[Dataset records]
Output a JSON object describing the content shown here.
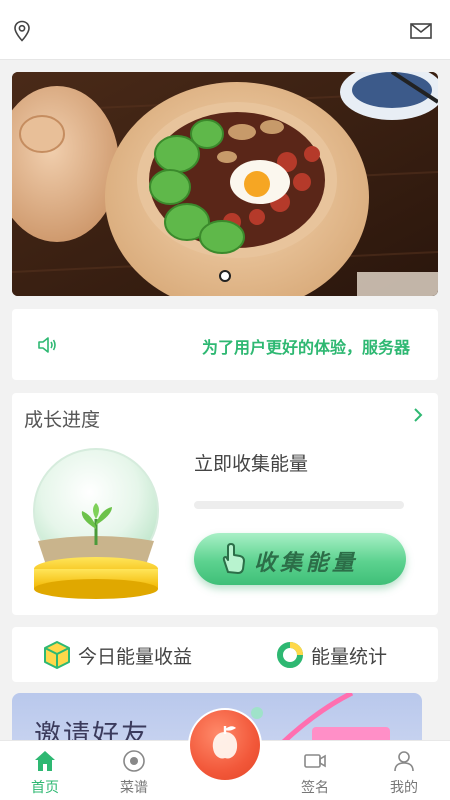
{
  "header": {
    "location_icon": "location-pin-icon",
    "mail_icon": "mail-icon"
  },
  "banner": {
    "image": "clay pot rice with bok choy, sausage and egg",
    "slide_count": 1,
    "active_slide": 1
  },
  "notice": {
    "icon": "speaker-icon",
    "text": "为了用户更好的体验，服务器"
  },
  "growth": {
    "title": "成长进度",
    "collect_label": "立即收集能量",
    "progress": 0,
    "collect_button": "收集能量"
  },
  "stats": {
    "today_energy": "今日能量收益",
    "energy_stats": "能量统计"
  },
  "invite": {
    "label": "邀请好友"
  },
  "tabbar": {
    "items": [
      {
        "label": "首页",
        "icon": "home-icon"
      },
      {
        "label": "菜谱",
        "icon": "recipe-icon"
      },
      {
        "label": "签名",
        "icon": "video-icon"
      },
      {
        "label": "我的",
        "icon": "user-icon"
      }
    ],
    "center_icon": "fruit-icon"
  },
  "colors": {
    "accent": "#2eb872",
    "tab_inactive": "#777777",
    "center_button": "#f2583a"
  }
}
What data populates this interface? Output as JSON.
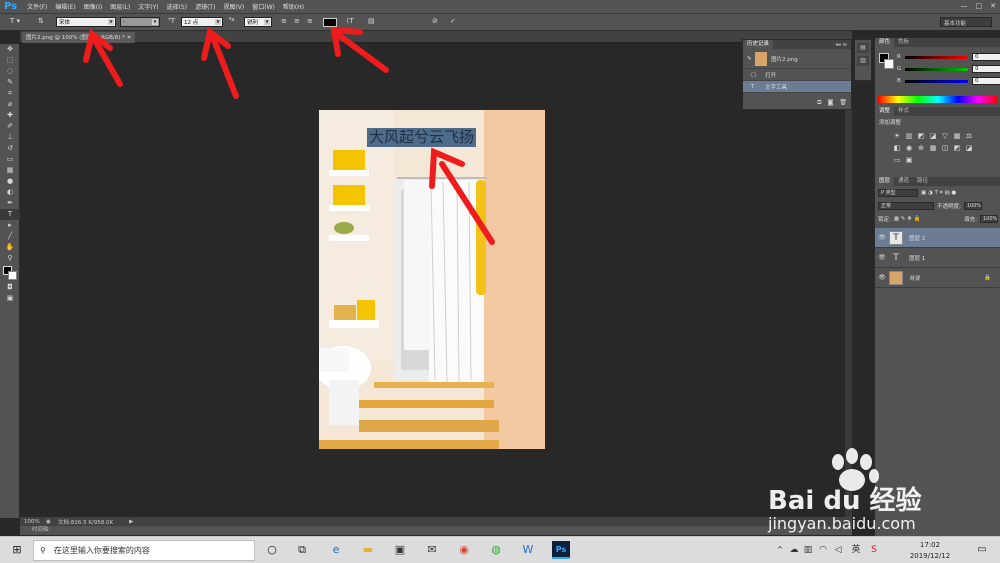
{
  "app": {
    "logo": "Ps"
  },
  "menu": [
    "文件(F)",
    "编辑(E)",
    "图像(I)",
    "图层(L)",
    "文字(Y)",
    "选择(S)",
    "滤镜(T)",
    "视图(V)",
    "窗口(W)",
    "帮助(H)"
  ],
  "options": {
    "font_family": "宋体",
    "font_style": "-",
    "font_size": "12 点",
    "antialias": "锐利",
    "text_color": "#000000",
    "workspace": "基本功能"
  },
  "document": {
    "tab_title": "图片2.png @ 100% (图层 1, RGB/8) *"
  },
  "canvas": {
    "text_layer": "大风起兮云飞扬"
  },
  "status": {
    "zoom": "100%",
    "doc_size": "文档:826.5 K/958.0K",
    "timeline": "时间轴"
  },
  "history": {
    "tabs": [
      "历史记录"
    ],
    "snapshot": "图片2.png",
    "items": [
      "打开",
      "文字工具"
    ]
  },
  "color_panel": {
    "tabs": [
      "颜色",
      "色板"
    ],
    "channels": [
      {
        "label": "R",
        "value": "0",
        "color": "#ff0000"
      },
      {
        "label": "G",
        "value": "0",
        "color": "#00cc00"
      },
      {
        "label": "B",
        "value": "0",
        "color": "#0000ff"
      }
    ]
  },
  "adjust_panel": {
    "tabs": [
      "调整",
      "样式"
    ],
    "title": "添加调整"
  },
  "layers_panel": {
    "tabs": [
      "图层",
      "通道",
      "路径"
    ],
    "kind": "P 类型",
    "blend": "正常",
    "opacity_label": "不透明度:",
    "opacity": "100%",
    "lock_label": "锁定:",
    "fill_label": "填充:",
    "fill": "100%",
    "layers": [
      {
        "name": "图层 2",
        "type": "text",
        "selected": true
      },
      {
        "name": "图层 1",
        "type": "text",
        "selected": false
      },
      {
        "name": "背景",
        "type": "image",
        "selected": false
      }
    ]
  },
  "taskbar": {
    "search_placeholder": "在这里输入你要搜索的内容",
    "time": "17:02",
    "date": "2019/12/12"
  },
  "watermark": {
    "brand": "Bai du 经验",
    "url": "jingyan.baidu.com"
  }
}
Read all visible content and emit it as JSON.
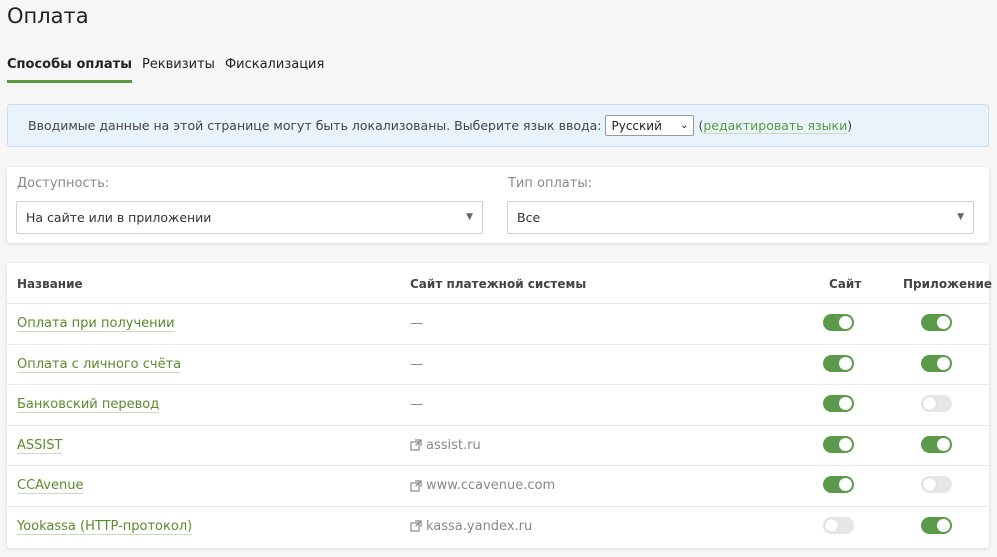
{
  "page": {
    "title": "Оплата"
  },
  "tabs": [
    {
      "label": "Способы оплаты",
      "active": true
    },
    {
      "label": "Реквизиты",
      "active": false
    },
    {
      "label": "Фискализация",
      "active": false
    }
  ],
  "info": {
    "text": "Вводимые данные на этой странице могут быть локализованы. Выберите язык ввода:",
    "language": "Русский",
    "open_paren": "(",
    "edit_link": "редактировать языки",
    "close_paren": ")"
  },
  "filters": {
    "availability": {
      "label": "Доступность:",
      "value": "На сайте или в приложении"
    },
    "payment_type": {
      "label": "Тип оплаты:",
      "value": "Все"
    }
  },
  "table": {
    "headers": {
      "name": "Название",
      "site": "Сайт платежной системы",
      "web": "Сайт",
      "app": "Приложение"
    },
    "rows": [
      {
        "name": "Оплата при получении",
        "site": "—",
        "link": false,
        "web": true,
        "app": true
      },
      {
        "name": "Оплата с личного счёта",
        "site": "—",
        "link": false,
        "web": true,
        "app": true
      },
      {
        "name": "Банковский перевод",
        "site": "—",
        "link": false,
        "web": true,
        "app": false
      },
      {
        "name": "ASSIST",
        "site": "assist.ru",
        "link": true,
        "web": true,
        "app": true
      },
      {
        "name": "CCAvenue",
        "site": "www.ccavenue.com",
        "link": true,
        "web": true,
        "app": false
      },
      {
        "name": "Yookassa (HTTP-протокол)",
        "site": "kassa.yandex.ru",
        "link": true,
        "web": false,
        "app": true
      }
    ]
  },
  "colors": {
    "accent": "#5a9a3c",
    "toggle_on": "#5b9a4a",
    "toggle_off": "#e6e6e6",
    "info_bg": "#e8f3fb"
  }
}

...

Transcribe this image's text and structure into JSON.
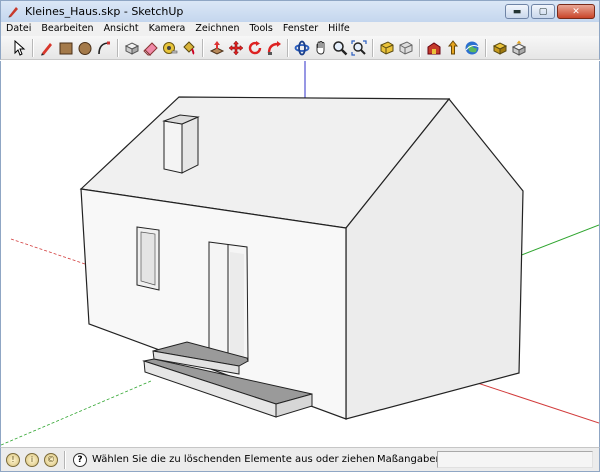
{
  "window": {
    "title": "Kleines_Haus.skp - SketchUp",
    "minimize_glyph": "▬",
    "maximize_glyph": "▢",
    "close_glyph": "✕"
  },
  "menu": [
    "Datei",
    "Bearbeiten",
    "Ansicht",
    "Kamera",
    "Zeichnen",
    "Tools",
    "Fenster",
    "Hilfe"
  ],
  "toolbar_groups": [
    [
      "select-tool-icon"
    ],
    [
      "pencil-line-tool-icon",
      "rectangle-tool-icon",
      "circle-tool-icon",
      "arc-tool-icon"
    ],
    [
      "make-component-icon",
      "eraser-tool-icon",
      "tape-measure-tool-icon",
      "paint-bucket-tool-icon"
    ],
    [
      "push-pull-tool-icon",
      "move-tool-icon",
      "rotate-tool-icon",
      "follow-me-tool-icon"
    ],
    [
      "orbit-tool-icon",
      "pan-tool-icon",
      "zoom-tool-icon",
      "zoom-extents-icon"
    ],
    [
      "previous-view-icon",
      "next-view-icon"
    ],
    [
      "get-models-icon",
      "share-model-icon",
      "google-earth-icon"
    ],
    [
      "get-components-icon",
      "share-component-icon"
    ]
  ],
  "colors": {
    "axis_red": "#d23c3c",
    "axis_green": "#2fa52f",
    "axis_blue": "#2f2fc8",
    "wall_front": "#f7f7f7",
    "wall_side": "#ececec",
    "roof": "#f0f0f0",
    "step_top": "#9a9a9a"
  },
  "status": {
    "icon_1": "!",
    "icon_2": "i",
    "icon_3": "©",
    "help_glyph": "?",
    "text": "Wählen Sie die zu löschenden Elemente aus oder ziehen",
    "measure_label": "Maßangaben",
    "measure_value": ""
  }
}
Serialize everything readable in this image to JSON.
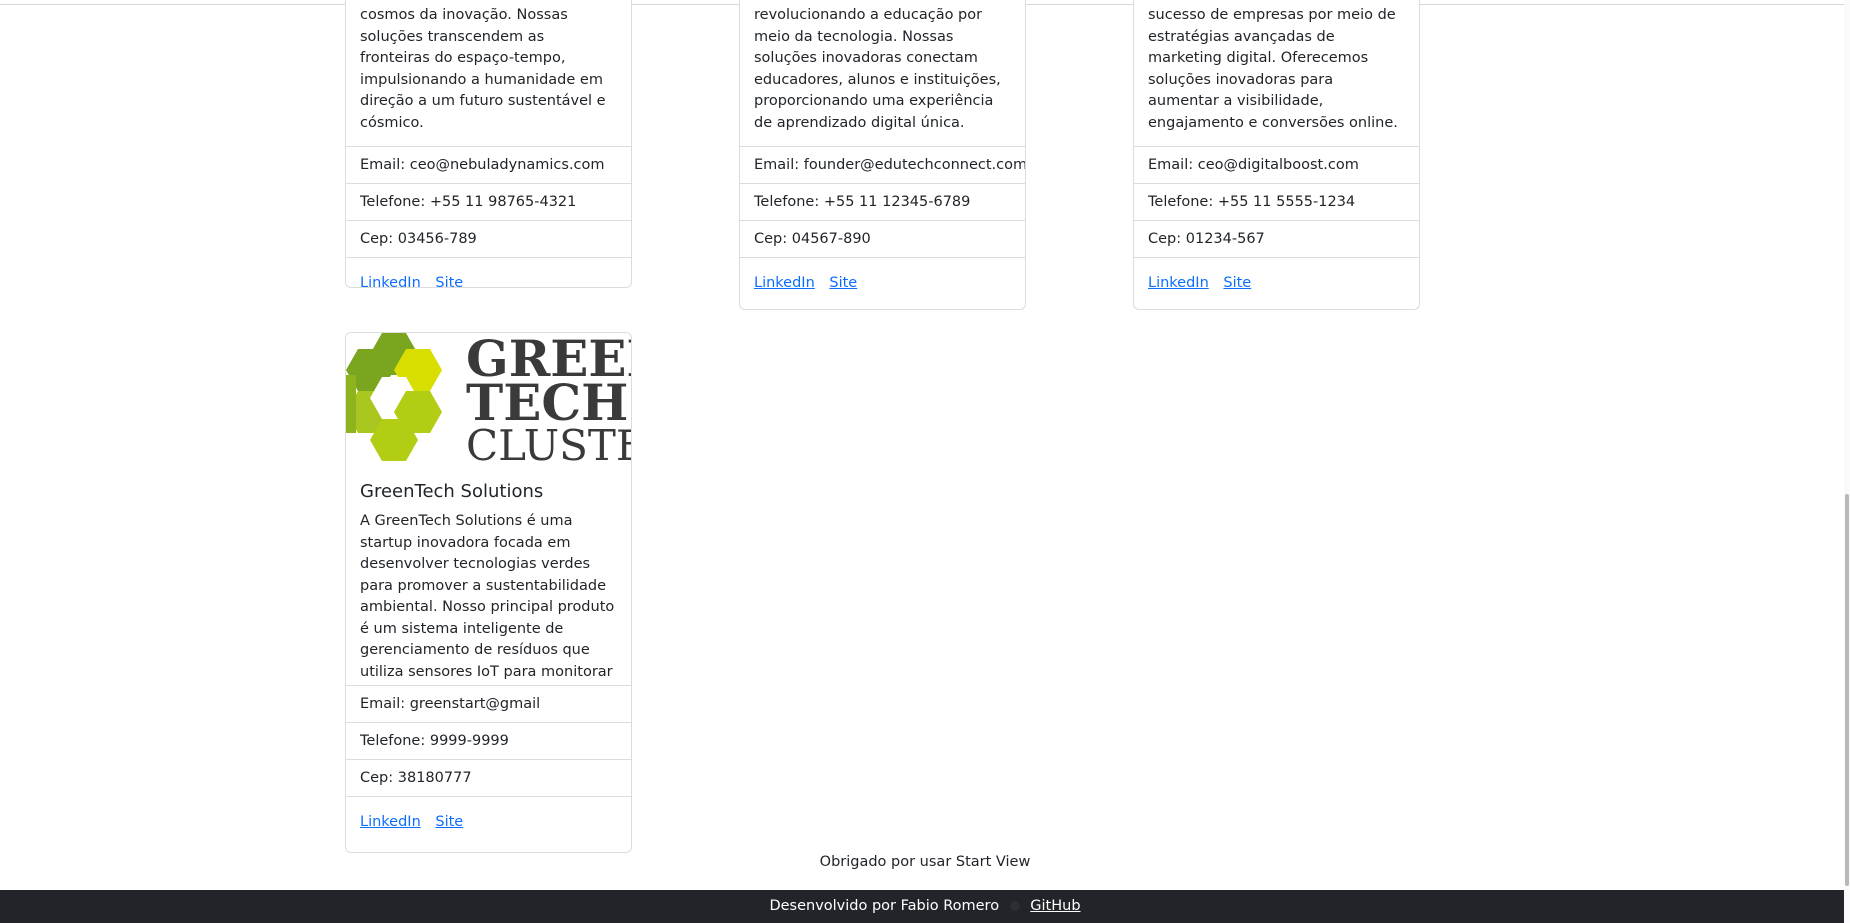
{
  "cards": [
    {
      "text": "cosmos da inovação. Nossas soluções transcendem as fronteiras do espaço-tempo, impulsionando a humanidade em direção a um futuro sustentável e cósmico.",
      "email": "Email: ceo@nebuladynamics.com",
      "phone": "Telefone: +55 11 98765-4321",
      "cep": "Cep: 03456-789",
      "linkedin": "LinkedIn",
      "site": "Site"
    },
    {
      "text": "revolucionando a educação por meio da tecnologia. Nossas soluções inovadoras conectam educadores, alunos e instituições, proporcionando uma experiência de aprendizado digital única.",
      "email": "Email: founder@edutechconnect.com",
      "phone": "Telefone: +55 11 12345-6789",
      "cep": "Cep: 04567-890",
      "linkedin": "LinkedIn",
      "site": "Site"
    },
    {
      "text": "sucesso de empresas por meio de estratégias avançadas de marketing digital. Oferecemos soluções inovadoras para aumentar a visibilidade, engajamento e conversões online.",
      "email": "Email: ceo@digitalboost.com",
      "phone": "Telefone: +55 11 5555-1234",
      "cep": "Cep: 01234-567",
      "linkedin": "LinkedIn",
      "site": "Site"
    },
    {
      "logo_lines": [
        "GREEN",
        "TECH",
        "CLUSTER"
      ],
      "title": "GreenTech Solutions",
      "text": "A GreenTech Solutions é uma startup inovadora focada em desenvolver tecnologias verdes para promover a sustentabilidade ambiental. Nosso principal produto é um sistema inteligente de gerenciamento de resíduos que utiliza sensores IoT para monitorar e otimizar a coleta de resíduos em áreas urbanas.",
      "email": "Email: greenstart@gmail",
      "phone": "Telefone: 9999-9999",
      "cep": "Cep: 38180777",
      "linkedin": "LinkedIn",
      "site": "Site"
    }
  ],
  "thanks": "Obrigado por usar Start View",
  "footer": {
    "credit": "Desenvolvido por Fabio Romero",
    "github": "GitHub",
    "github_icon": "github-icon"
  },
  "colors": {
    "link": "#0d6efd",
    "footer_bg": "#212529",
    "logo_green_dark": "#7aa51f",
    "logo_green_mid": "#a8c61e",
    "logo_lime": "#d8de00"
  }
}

- EXERCISE REQUIREMENTS -
Report only the number of lines in the records that include the word "name".

- EXERCISE SOLUTION -
10